### What you are asked to do
Copy out exactly the lines from the one containing "Transcribe this image's" through the end of the records, and no pictures.

(Data records)
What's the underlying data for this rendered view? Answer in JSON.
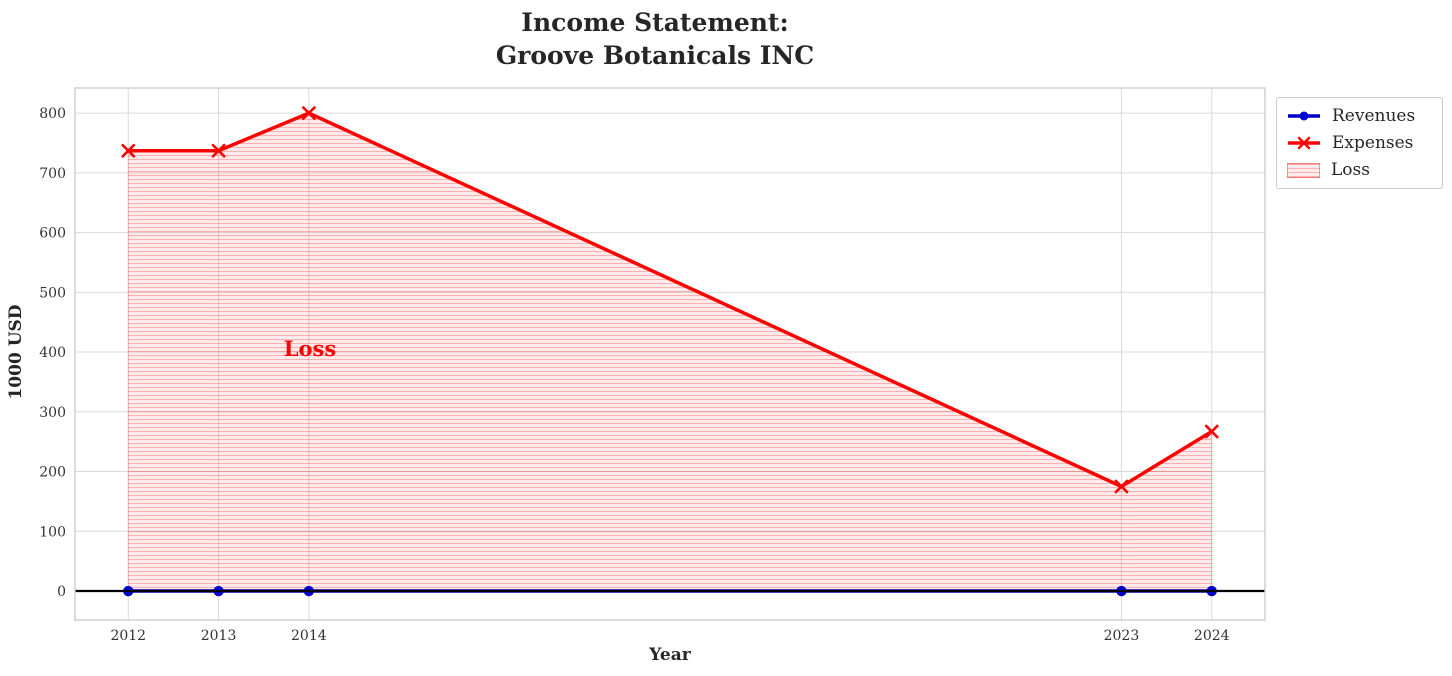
{
  "title": {
    "line1": "Income Statement:",
    "line2": "Groove Botanicals INC"
  },
  "x_axis_label": "Year",
  "y_axis_label": "1000 USD",
  "annotation_label": "Loss",
  "legend": {
    "items": [
      {
        "label": "Revenues"
      },
      {
        "label": "Expenses"
      },
      {
        "label": "Loss"
      }
    ]
  },
  "chart_data": {
    "type": "line",
    "title": "Income Statement: Groove Botanicals INC",
    "xlabel": "Year",
    "ylabel": "1000 USD",
    "x": [
      2012,
      2013,
      2014,
      2023,
      2024
    ],
    "series": [
      {
        "name": "Revenues",
        "color": "#0000cd",
        "marker": "circle",
        "line_width": 3.5,
        "values": [
          0,
          0,
          0,
          0,
          0
        ]
      },
      {
        "name": "Expenses",
        "color": "#ff0000",
        "marker": "x",
        "line_width": 3.5,
        "values": [
          737,
          737,
          800,
          175,
          267
        ]
      }
    ],
    "loss_fill": {
      "label": "Loss",
      "between": [
        "Revenues",
        "Expenses"
      ],
      "facecolor": "rgba(255,0,0,0.08)",
      "hatch": "horizontal-lines",
      "hatch_color": "rgba(255,0,0,0.25)"
    },
    "annotation": {
      "text": "Loss",
      "x": 2014,
      "y": 400,
      "color": "#ff0000"
    },
    "x_ticks": [
      2012,
      2013,
      2014,
      2023,
      2024
    ],
    "y_ticks": [
      0,
      100,
      200,
      300,
      400,
      500,
      600,
      700,
      800
    ],
    "xlim": [
      2011.41,
      2024.59
    ],
    "ylim": [
      -48.5,
      842
    ],
    "grid": true,
    "grid_color": "#d9d9d9",
    "spine_color": "#cccccc",
    "zero_line_color": "#000000",
    "legend_position": "outside-upper-right"
  }
}
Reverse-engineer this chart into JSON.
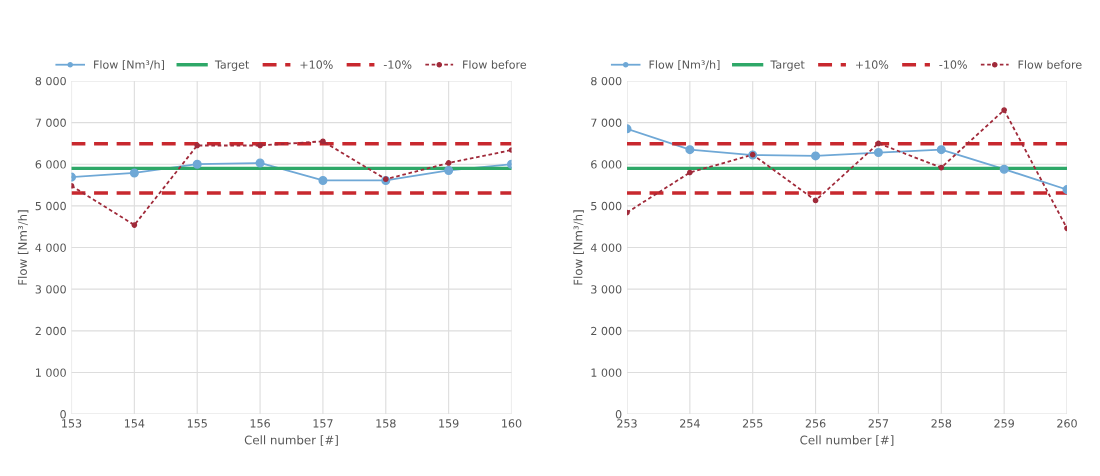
{
  "chart_data": [
    {
      "type": "line",
      "xlabel": "Cell number [#]",
      "ylabel": "Flow [Nm³/h]",
      "x": [
        153,
        154,
        155,
        156,
        157,
        158,
        159,
        160
      ],
      "xlim": [
        153,
        160
      ],
      "xticks": [
        153,
        154,
        155,
        156,
        157,
        158,
        159,
        160
      ],
      "ylim": [
        0,
        8000
      ],
      "yticks": [
        0,
        {
          "value": 1000,
          "label": "1 000"
        },
        {
          "value": 2000,
          "label": "2 000"
        },
        {
          "value": 3000,
          "label": "3 000"
        },
        {
          "value": 4000,
          "label": "4 000"
        },
        {
          "value": 5000,
          "label": "5 000"
        },
        {
          "value": 6000,
          "label": "6 000"
        },
        {
          "value": 7000,
          "label": "7 000"
        },
        {
          "value": 8000,
          "label": "8 000"
        }
      ],
      "grid": true,
      "legend": "top",
      "series": [
        {
          "name": "Flow [Nm³/h]",
          "color": "#6fa8d6",
          "marker": "circle",
          "line_style": "solid",
          "values": [
            5690,
            5790,
            6000,
            6030,
            5610,
            5610,
            5850,
            6000
          ]
        },
        {
          "name": "Target",
          "color": "#2ea868",
          "marker": "none",
          "line_style": "solid",
          "values": [
            5900,
            5900,
            5900,
            5900,
            5900,
            5900,
            5900,
            5900
          ]
        },
        {
          "name": "+10%",
          "color": "#c8282e",
          "marker": "none",
          "line_style": "dashed",
          "values": [
            6490,
            6490,
            6490,
            6490,
            6490,
            6490,
            6490,
            6490
          ]
        },
        {
          "name": "-10%",
          "color": "#c8282e",
          "marker": "none",
          "line_style": "dashed",
          "values": [
            5310,
            5310,
            5310,
            5310,
            5310,
            5310,
            5310,
            5310
          ]
        },
        {
          "name": "Flow before",
          "color": "#a02a3a",
          "marker": "circle",
          "line_style": "dotted",
          "values": [
            5480,
            4540,
            6450,
            6450,
            6550,
            5640,
            6030,
            6340
          ]
        }
      ]
    },
    {
      "type": "line",
      "xlabel": "Cell number [#]",
      "ylabel": "Flow [Nm³/h]",
      "x": [
        253,
        254,
        255,
        256,
        257,
        258,
        259,
        260
      ],
      "xlim": [
        253,
        260
      ],
      "xticks": [
        253,
        254,
        255,
        256,
        257,
        258,
        259,
        260
      ],
      "ylim": [
        0,
        8000
      ],
      "yticks": [
        0,
        {
          "value": 1000,
          "label": "1 000"
        },
        {
          "value": 2000,
          "label": "2 000"
        },
        {
          "value": 3000,
          "label": "3 000"
        },
        {
          "value": 4000,
          "label": "4 000"
        },
        {
          "value": 5000,
          "label": "5 000"
        },
        {
          "value": 6000,
          "label": "6 000"
        },
        {
          "value": 7000,
          "label": "7 000"
        },
        {
          "value": 8000,
          "label": "8 000"
        }
      ],
      "grid": true,
      "legend": "top",
      "series": [
        {
          "name": "Flow [Nm³/h]",
          "color": "#6fa8d6",
          "marker": "circle",
          "line_style": "solid",
          "values": [
            6850,
            6350,
            6220,
            6200,
            6280,
            6350,
            5880,
            5390
          ]
        },
        {
          "name": "Target",
          "color": "#2ea868",
          "marker": "none",
          "line_style": "solid",
          "values": [
            5900,
            5900,
            5900,
            5900,
            5900,
            5900,
            5900,
            5900
          ]
        },
        {
          "name": "+10%",
          "color": "#c8282e",
          "marker": "none",
          "line_style": "dashed",
          "values": [
            6490,
            6490,
            6490,
            6490,
            6490,
            6490,
            6490,
            6490
          ]
        },
        {
          "name": "-10%",
          "color": "#c8282e",
          "marker": "none",
          "line_style": "dashed",
          "values": [
            5310,
            5310,
            5310,
            5310,
            5310,
            5310,
            5310,
            5310
          ]
        },
        {
          "name": "Flow before",
          "color": "#a02a3a",
          "marker": "circle",
          "line_style": "dotted",
          "values": [
            4840,
            5800,
            6230,
            5130,
            6500,
            5920,
            7300,
            4460
          ]
        }
      ]
    }
  ]
}
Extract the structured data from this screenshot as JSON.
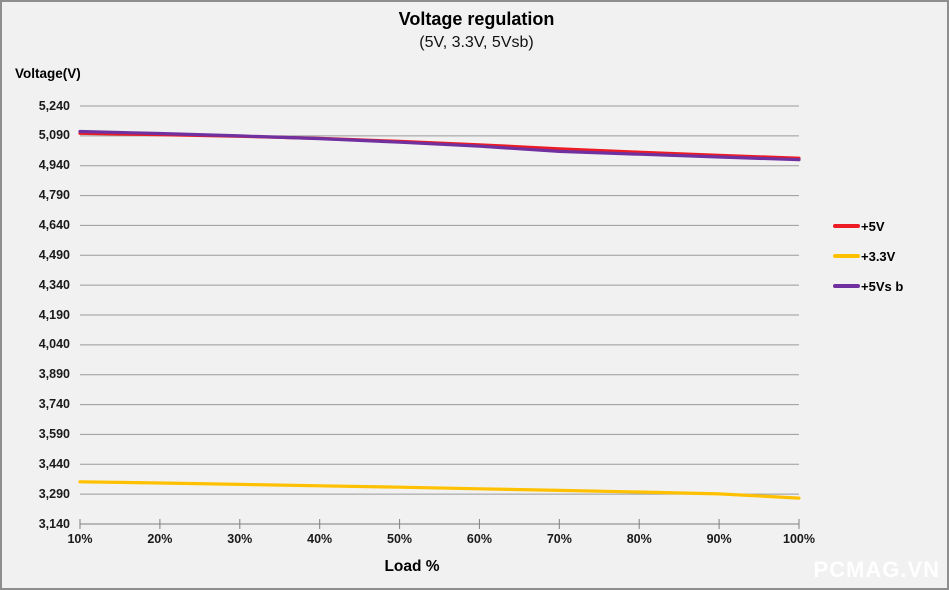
{
  "chart": {
    "title": "Voltage regulation",
    "subtitle": "(5V, 3.3V, 5Vsb)",
    "y_axis_title": "Voltage(V)",
    "x_axis_title": "Load %"
  },
  "legend": {
    "entries": [
      {
        "label": "+5V",
        "color": "#ED1C24"
      },
      {
        "label": "+3.3V",
        "color": "#FFC000"
      },
      {
        "label": "+5Vs b",
        "color": "#7030A0"
      }
    ]
  },
  "watermark": "PCMAG.VN",
  "colors": {
    "background": "#F1F1F1",
    "frame_border": "#8E8E8E",
    "gridline": "#9A9A9A",
    "axis": "#808080",
    "series_5v": "#ED1C24",
    "series_3v3": "#FFC000",
    "series_5vsb": "#7030A0"
  },
  "chart_data": {
    "type": "line",
    "title": "Voltage regulation",
    "subtitle": "(5V, 3.3V, 5Vsb)",
    "xlabel": "Load %",
    "ylabel": "Voltage(V)",
    "x": [
      "10%",
      "20%",
      "30%",
      "40%",
      "50%",
      "60%",
      "70%",
      "80%",
      "90%",
      "100%"
    ],
    "series": [
      {
        "name": "+5V",
        "color": "#ED1C24",
        "values": [
          5103,
          5096,
          5088,
          5077,
          5062,
          5045,
          5025,
          5008,
          4992,
          4978
        ]
      },
      {
        "name": "+3.3V",
        "color": "#FFC000",
        "values": [
          3352,
          3346,
          3339,
          3332,
          3325,
          3317,
          3309,
          3301,
          3291,
          3270
        ]
      },
      {
        "name": "+5Vsb",
        "color": "#7030A0",
        "values": [
          5112,
          5102,
          5090,
          5076,
          5058,
          5038,
          5012,
          4998,
          4984,
          4970
        ]
      }
    ],
    "ylim": [
      3140,
      5240
    ],
    "ytick_step": 150,
    "ytick_labels": [
      "5,240",
      "5,090",
      "4,940",
      "4,790",
      "4,640",
      "4,490",
      "4,340",
      "4,190",
      "4,040",
      "3,890",
      "3,740",
      "3,590",
      "3,440",
      "3,290",
      "3,140"
    ],
    "grid": true,
    "legend_position": "right"
  }
}
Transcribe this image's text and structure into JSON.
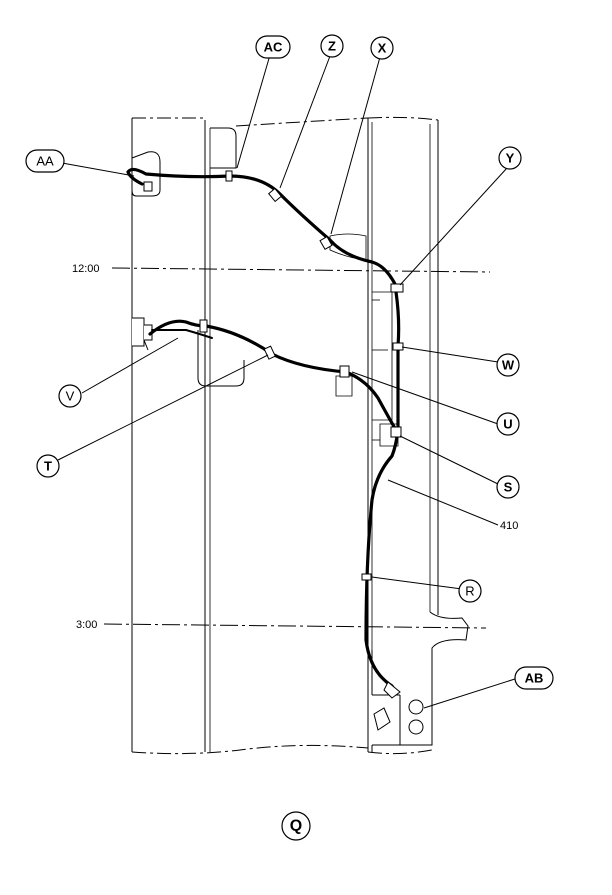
{
  "callouts": {
    "ac": "AC",
    "z": "Z",
    "x": "X",
    "aa": "AA",
    "y": "Y",
    "w": "W",
    "v": "V",
    "u": "U",
    "t": "T",
    "s": "S",
    "r": "R",
    "ab": "AB"
  },
  "stations": {
    "s1200": "12:00",
    "s300": "3:00"
  },
  "harness_label": "410",
  "view_label": "Q"
}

### Answer to the task
Transcribe this image's text and structure into JSON.
{
  "callouts": {
    "ac": "AC",
    "z": "Z",
    "x": "X",
    "aa": "AA",
    "y": "Y",
    "w": "W",
    "v": "V",
    "u": "U",
    "t": "T",
    "s": "S",
    "r": "R",
    "ab": "AB"
  },
  "stations": {
    "s1200": "12:00",
    "s300": "3:00"
  },
  "harness_label": "410",
  "view_label": "Q"
}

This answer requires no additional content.